◆ **INFORMATION GIVEN**
## START

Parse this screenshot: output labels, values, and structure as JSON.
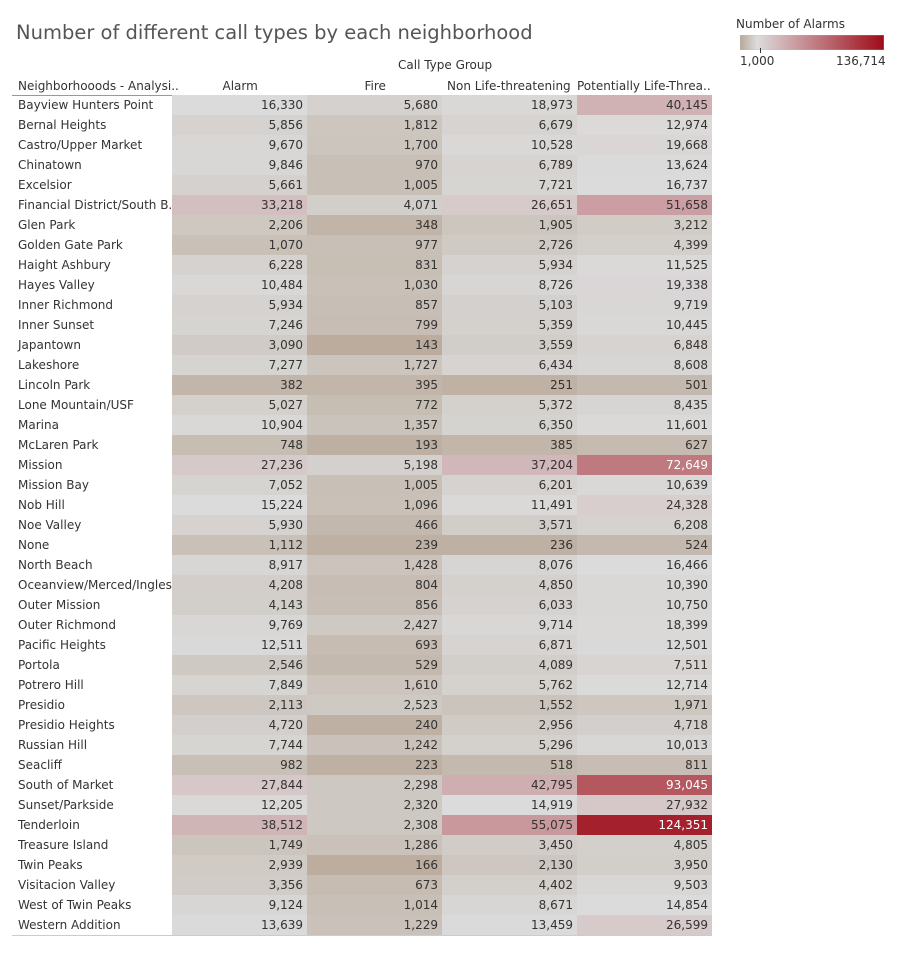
{
  "chart_data": {
    "type": "heatmap",
    "title": "Number of different call types by each neighborhood",
    "column_group_label": "Call Type Group",
    "row_header_label": "Neighborhooods - Analysi..",
    "columns": [
      "Alarm",
      "Fire",
      "Non Life-threatening",
      "Potentially Life-Threa.."
    ],
    "legend": {
      "title": "Number of Alarms",
      "min_label": "1,000",
      "max_label": "136,714",
      "min": 1000,
      "max": 136714,
      "colors": [
        "#b8a898",
        "#dcdcdc",
        "#9e0b18"
      ]
    },
    "rows": [
      {
        "name": "Bayview Hunters Point",
        "values": [
          16330,
          5680,
          18973,
          40145
        ]
      },
      {
        "name": "Bernal Heights",
        "values": [
          5856,
          1812,
          6679,
          12974
        ]
      },
      {
        "name": "Castro/Upper Market",
        "values": [
          9670,
          1700,
          10528,
          19668
        ]
      },
      {
        "name": "Chinatown",
        "values": [
          9846,
          970,
          6789,
          13624
        ]
      },
      {
        "name": "Excelsior",
        "values": [
          5661,
          1005,
          7721,
          16737
        ]
      },
      {
        "name": "Financial District/South B..",
        "values": [
          33218,
          4071,
          26651,
          51658
        ]
      },
      {
        "name": "Glen Park",
        "values": [
          2206,
          348,
          1905,
          3212
        ]
      },
      {
        "name": "Golden Gate Park",
        "values": [
          1070,
          977,
          2726,
          4399
        ]
      },
      {
        "name": "Haight Ashbury",
        "values": [
          6228,
          831,
          5934,
          11525
        ]
      },
      {
        "name": "Hayes Valley",
        "values": [
          10484,
          1030,
          8726,
          19338
        ]
      },
      {
        "name": "Inner Richmond",
        "values": [
          5934,
          857,
          5103,
          9719
        ]
      },
      {
        "name": "Inner Sunset",
        "values": [
          7246,
          799,
          5359,
          10445
        ]
      },
      {
        "name": "Japantown",
        "values": [
          3090,
          143,
          3559,
          6848
        ]
      },
      {
        "name": "Lakeshore",
        "values": [
          7277,
          1727,
          6434,
          8608
        ]
      },
      {
        "name": "Lincoln Park",
        "values": [
          382,
          395,
          251,
          501
        ]
      },
      {
        "name": "Lone Mountain/USF",
        "values": [
          5027,
          772,
          5372,
          8435
        ]
      },
      {
        "name": "Marina",
        "values": [
          10904,
          1357,
          6350,
          11601
        ]
      },
      {
        "name": "McLaren Park",
        "values": [
          748,
          193,
          385,
          627
        ]
      },
      {
        "name": "Mission",
        "values": [
          27236,
          5198,
          37204,
          72649
        ]
      },
      {
        "name": "Mission Bay",
        "values": [
          7052,
          1005,
          6201,
          10639
        ]
      },
      {
        "name": "Nob Hill",
        "values": [
          15224,
          1096,
          11491,
          24328
        ]
      },
      {
        "name": "Noe Valley",
        "values": [
          5930,
          466,
          3571,
          6208
        ]
      },
      {
        "name": "None",
        "values": [
          1112,
          239,
          236,
          524
        ]
      },
      {
        "name": "North Beach",
        "values": [
          8917,
          1428,
          8076,
          16466
        ]
      },
      {
        "name": "Oceanview/Merced/Ingles..",
        "values": [
          4208,
          804,
          4850,
          10390
        ]
      },
      {
        "name": "Outer Mission",
        "values": [
          4143,
          856,
          6033,
          10750
        ]
      },
      {
        "name": "Outer Richmond",
        "values": [
          9769,
          2427,
          9714,
          18399
        ]
      },
      {
        "name": "Pacific Heights",
        "values": [
          12511,
          693,
          6871,
          12501
        ]
      },
      {
        "name": "Portola",
        "values": [
          2546,
          529,
          4089,
          7511
        ]
      },
      {
        "name": "Potrero Hill",
        "values": [
          7849,
          1610,
          5762,
          12714
        ]
      },
      {
        "name": "Presidio",
        "values": [
          2113,
          2523,
          1552,
          1971
        ]
      },
      {
        "name": "Presidio Heights",
        "values": [
          4720,
          240,
          2956,
          4718
        ]
      },
      {
        "name": "Russian Hill",
        "values": [
          7744,
          1242,
          5296,
          10013
        ]
      },
      {
        "name": "Seacliff",
        "values": [
          982,
          223,
          518,
          811
        ]
      },
      {
        "name": "South of Market",
        "values": [
          27844,
          2298,
          42795,
          93045
        ]
      },
      {
        "name": "Sunset/Parkside",
        "values": [
          12205,
          2320,
          14919,
          27932
        ]
      },
      {
        "name": "Tenderloin",
        "values": [
          38512,
          2308,
          55075,
          124351
        ]
      },
      {
        "name": "Treasure Island",
        "values": [
          1749,
          1286,
          3450,
          4805
        ]
      },
      {
        "name": "Twin Peaks",
        "values": [
          2939,
          166,
          2130,
          3950
        ]
      },
      {
        "name": "Visitacion Valley",
        "values": [
          3356,
          673,
          4402,
          9503
        ]
      },
      {
        "name": "West of Twin Peaks",
        "values": [
          9124,
          1014,
          8671,
          14854
        ]
      },
      {
        "name": "Western Addition",
        "values": [
          13639,
          1229,
          13459,
          26599
        ]
      }
    ]
  }
}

## END

◆ **DESCRIPTION OF THE TASK**
Leave the pictures out and write out every entry exactly as given.

◆ **WRITTEN RESPONSE**
Parse this screenshot: output labels, values, and structure as JSON.
{
  "chart_data": {
    "type": "heatmap",
    "title": "Number of different call types by each neighborhood",
    "column_group_label": "Call Type Group",
    "row_header_label": "Neighborhooods - Analysi..",
    "columns": [
      "Alarm",
      "Fire",
      "Non Life-threatening",
      "Potentially Life-Threa.."
    ],
    "legend": {
      "title": "Number of Alarms",
      "min_label": "1,000",
      "max_label": "136,714",
      "min": 1000,
      "max": 136714,
      "colors": [
        "#b8a898",
        "#dcdcdc",
        "#9e0b18"
      ]
    },
    "rows": [
      {
        "name": "Bayview Hunters Point",
        "values": [
          16330,
          5680,
          18973,
          40145
        ]
      },
      {
        "name": "Bernal Heights",
        "values": [
          5856,
          1812,
          6679,
          12974
        ]
      },
      {
        "name": "Castro/Upper Market",
        "values": [
          9670,
          1700,
          10528,
          19668
        ]
      },
      {
        "name": "Chinatown",
        "values": [
          9846,
          970,
          6789,
          13624
        ]
      },
      {
        "name": "Excelsior",
        "values": [
          5661,
          1005,
          7721,
          16737
        ]
      },
      {
        "name": "Financial District/South B..",
        "values": [
          33218,
          4071,
          26651,
          51658
        ]
      },
      {
        "name": "Glen Park",
        "values": [
          2206,
          348,
          1905,
          3212
        ]
      },
      {
        "name": "Golden Gate Park",
        "values": [
          1070,
          977,
          2726,
          4399
        ]
      },
      {
        "name": "Haight Ashbury",
        "values": [
          6228,
          831,
          5934,
          11525
        ]
      },
      {
        "name": "Hayes Valley",
        "values": [
          10484,
          1030,
          8726,
          19338
        ]
      },
      {
        "name": "Inner Richmond",
        "values": [
          5934,
          857,
          5103,
          9719
        ]
      },
      {
        "name": "Inner Sunset",
        "values": [
          7246,
          799,
          5359,
          10445
        ]
      },
      {
        "name": "Japantown",
        "values": [
          3090,
          143,
          3559,
          6848
        ]
      },
      {
        "name": "Lakeshore",
        "values": [
          7277,
          1727,
          6434,
          8608
        ]
      },
      {
        "name": "Lincoln Park",
        "values": [
          382,
          395,
          251,
          501
        ]
      },
      {
        "name": "Lone Mountain/USF",
        "values": [
          5027,
          772,
          5372,
          8435
        ]
      },
      {
        "name": "Marina",
        "values": [
          10904,
          1357,
          6350,
          11601
        ]
      },
      {
        "name": "McLaren Park",
        "values": [
          748,
          193,
          385,
          627
        ]
      },
      {
        "name": "Mission",
        "values": [
          27236,
          5198,
          37204,
          72649
        ]
      },
      {
        "name": "Mission Bay",
        "values": [
          7052,
          1005,
          6201,
          10639
        ]
      },
      {
        "name": "Nob Hill",
        "values": [
          15224,
          1096,
          11491,
          24328
        ]
      },
      {
        "name": "Noe Valley",
        "values": [
          5930,
          466,
          3571,
          6208
        ]
      },
      {
        "name": "None",
        "values": [
          1112,
          239,
          236,
          524
        ]
      },
      {
        "name": "North Beach",
        "values": [
          8917,
          1428,
          8076,
          16466
        ]
      },
      {
        "name": "Oceanview/Merced/Ingles..",
        "values": [
          4208,
          804,
          4850,
          10390
        ]
      },
      {
        "name": "Outer Mission",
        "values": [
          4143,
          856,
          6033,
          10750
        ]
      },
      {
        "name": "Outer Richmond",
        "values": [
          9769,
          2427,
          9714,
          18399
        ]
      },
      {
        "name": "Pacific Heights",
        "values": [
          12511,
          693,
          6871,
          12501
        ]
      },
      {
        "name": "Portola",
        "values": [
          2546,
          529,
          4089,
          7511
        ]
      },
      {
        "name": "Potrero Hill",
        "values": [
          7849,
          1610,
          5762,
          12714
        ]
      },
      {
        "name": "Presidio",
        "values": [
          2113,
          2523,
          1552,
          1971
        ]
      },
      {
        "name": "Presidio Heights",
        "values": [
          4720,
          240,
          2956,
          4718
        ]
      },
      {
        "name": "Russian Hill",
        "values": [
          7744,
          1242,
          5296,
          10013
        ]
      },
      {
        "name": "Seacliff",
        "values": [
          982,
          223,
          518,
          811
        ]
      },
      {
        "name": "South of Market",
        "values": [
          27844,
          2298,
          42795,
          93045
        ]
      },
      {
        "name": "Sunset/Parkside",
        "values": [
          12205,
          2320,
          14919,
          27932
        ]
      },
      {
        "name": "Tenderloin",
        "values": [
          38512,
          2308,
          55075,
          124351
        ]
      },
      {
        "name": "Treasure Island",
        "values": [
          1749,
          1286,
          3450,
          4805
        ]
      },
      {
        "name": "Twin Peaks",
        "values": [
          2939,
          166,
          2130,
          3950
        ]
      },
      {
        "name": "Visitacion Valley",
        "values": [
          3356,
          673,
          4402,
          9503
        ]
      },
      {
        "name": "West of Twin Peaks",
        "values": [
          9124,
          1014,
          8671,
          14854
        ]
      },
      {
        "name": "Western Addition",
        "values": [
          13639,
          1229,
          13459,
          26599
        ]
      }
    ]
  }
}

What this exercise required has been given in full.